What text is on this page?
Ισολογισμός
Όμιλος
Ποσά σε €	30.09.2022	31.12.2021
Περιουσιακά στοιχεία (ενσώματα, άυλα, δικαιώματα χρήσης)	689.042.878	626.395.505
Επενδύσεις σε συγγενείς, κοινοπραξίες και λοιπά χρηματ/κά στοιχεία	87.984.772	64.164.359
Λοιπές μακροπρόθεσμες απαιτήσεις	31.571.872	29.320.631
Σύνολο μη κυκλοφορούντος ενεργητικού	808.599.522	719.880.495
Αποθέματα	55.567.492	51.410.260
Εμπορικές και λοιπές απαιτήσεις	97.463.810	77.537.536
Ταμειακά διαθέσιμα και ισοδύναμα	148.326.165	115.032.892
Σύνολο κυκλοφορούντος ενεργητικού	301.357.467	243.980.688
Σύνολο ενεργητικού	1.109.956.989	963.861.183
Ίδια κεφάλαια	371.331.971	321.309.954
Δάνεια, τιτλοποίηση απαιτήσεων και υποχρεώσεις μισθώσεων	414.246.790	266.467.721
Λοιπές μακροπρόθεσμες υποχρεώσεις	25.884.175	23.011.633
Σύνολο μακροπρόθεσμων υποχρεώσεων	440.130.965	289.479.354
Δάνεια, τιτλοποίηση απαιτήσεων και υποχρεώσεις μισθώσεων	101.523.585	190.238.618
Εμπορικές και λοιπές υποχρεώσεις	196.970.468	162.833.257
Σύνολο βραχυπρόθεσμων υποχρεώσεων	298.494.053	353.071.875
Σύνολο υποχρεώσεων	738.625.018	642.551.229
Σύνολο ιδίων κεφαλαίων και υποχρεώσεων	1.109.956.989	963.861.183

> [What is required]:
For the entries above, count the lines that contain the string "μακροπρόθεσμες", and state that number without further comment.

> [Task response]:
2